** BEGIN Provided records **

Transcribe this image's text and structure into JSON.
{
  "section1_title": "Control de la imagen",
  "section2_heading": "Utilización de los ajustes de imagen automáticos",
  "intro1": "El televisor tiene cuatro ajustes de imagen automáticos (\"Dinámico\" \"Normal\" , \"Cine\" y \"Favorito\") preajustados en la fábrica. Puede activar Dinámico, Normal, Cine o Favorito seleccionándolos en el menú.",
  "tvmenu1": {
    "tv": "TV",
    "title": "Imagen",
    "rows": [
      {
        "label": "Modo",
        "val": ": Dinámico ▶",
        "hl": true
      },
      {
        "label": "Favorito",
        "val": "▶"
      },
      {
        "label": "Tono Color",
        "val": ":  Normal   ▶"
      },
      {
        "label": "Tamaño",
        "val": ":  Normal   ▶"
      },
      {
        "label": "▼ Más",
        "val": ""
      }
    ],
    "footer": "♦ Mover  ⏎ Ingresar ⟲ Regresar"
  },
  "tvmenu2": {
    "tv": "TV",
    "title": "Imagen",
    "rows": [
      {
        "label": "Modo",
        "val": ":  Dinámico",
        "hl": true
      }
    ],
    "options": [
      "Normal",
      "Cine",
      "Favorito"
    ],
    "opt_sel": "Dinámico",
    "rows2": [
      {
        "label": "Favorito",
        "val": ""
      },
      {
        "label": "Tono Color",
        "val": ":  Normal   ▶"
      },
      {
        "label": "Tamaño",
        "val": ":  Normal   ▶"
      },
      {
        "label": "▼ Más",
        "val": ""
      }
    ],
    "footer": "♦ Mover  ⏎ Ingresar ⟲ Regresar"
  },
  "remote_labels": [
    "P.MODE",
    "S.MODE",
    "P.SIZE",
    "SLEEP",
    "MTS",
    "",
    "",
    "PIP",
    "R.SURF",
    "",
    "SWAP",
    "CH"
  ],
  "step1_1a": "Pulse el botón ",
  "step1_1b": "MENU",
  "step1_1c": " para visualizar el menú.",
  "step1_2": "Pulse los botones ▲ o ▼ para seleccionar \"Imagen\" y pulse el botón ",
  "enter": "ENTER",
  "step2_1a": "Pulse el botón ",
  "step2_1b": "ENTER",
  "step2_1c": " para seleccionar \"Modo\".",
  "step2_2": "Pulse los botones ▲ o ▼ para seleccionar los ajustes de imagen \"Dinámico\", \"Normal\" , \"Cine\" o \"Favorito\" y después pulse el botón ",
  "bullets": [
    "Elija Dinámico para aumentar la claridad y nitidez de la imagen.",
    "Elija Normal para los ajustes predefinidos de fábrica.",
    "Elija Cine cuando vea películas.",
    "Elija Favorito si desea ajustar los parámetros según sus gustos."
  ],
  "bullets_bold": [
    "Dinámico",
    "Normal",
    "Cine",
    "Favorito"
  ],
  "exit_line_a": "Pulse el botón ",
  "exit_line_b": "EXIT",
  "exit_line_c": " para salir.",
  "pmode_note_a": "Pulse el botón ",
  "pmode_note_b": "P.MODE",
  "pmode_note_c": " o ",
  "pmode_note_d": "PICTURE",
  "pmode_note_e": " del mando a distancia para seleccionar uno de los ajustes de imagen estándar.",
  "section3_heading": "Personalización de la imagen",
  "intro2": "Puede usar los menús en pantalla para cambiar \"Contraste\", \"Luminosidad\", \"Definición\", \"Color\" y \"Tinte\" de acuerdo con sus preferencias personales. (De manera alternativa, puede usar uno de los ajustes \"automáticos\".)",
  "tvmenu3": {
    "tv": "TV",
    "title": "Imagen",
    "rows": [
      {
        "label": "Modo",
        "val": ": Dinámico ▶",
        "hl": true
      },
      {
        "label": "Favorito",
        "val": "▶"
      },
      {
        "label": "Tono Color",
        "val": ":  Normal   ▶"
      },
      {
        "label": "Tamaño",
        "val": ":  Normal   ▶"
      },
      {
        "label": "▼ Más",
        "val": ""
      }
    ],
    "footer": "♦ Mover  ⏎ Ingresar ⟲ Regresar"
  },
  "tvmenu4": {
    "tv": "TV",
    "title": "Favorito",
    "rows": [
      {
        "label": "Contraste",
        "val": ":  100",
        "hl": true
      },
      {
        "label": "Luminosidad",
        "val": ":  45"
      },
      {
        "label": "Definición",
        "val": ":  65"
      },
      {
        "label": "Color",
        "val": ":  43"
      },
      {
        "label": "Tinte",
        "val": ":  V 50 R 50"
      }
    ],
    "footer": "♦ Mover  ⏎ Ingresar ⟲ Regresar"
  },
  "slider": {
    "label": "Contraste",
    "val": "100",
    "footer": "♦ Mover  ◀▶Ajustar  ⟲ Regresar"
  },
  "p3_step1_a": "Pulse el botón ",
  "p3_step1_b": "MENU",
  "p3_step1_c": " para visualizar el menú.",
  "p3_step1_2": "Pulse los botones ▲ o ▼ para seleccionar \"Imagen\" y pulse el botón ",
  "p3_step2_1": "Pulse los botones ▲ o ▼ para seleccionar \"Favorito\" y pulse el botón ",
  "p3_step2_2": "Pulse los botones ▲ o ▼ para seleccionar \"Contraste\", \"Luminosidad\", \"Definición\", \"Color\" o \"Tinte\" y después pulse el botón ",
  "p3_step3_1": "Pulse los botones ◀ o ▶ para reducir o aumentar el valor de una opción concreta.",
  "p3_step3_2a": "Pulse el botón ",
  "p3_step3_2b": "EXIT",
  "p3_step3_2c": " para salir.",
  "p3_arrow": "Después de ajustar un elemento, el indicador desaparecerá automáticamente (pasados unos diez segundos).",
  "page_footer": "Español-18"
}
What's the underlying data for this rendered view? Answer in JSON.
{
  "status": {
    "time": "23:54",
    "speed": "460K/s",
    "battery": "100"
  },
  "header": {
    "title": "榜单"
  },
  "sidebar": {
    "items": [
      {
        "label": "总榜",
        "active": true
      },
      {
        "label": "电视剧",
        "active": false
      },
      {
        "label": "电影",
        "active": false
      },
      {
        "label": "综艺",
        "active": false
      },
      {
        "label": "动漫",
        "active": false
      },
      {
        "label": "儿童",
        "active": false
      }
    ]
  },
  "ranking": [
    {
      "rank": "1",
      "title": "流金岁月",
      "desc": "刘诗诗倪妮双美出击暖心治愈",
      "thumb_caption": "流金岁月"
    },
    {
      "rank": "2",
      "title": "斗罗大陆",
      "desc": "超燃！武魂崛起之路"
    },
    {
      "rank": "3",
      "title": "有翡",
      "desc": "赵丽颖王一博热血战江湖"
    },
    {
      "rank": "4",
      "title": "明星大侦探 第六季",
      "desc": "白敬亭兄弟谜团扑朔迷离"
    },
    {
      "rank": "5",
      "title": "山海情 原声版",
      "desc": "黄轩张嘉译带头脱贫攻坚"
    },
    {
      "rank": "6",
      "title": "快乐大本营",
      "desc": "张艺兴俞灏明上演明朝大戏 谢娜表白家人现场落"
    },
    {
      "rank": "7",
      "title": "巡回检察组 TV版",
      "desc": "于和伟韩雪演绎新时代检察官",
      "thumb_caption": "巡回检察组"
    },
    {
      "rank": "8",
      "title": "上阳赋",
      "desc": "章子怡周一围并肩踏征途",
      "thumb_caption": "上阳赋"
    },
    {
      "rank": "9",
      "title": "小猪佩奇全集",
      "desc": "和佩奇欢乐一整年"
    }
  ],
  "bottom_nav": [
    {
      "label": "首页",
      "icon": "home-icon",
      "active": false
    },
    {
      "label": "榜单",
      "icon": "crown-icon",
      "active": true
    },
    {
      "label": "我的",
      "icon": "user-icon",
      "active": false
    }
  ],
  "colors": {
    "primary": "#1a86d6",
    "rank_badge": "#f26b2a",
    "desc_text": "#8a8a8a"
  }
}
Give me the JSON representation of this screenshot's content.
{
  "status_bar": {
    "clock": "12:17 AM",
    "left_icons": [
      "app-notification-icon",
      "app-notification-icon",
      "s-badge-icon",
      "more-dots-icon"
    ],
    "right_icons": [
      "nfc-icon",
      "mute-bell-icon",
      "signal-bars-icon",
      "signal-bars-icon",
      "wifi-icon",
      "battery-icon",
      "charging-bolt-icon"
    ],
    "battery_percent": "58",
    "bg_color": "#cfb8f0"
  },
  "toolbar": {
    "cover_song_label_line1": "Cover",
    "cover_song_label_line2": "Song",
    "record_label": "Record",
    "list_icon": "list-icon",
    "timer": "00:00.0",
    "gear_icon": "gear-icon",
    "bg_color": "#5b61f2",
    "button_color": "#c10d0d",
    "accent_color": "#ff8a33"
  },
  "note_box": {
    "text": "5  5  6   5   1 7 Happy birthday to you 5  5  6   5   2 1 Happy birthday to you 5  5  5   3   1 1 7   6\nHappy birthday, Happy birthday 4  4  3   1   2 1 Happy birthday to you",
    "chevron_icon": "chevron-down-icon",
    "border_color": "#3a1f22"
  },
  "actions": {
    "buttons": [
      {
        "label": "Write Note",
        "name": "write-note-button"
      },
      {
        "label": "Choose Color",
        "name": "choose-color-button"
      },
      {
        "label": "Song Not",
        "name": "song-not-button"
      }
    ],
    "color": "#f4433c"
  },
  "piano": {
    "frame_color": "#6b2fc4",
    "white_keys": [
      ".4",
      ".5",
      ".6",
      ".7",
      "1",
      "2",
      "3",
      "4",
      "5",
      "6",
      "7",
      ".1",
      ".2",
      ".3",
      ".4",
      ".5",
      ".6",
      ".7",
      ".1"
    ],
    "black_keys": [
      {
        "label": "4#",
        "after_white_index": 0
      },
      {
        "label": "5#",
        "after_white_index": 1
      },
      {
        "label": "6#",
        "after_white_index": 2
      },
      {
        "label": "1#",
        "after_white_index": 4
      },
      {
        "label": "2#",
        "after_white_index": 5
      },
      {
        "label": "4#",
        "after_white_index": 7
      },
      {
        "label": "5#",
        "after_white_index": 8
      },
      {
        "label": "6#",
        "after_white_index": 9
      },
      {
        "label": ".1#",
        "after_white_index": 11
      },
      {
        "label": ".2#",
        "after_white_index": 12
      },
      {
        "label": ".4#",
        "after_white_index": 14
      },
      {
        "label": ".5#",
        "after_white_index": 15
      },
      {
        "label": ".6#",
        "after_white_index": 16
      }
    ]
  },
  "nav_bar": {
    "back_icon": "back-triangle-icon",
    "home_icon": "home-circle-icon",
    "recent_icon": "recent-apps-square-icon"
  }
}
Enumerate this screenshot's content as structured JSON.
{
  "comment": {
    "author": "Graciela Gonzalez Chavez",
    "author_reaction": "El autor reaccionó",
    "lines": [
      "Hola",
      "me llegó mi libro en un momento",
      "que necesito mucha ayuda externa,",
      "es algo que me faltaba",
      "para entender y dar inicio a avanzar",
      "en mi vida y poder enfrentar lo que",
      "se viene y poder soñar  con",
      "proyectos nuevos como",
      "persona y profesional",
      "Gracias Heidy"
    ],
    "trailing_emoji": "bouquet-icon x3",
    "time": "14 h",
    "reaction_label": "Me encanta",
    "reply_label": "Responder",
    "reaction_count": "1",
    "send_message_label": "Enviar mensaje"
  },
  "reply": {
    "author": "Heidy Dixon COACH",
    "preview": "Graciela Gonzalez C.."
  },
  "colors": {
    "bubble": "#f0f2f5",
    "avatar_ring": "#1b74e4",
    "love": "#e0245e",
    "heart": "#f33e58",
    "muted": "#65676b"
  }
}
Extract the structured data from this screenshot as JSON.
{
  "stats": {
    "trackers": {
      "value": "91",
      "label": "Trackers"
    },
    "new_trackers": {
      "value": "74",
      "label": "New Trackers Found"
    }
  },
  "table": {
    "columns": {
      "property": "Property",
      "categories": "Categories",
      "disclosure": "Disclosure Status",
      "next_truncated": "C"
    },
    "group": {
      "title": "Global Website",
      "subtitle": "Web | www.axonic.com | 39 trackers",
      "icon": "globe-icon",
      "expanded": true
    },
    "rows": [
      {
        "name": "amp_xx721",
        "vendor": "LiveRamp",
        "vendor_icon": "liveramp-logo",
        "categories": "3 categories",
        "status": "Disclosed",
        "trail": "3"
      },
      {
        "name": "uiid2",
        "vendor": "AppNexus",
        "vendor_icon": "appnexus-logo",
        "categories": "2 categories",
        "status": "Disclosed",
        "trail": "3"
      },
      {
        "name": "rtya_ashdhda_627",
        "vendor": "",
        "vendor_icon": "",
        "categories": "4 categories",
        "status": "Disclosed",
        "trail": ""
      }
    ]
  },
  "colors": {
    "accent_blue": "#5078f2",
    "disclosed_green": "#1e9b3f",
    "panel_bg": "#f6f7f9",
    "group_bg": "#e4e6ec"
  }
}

** END Provided records **

The exercise:
Count the lines above in which the word "name" appears, then state only that count.

Exercise response:
6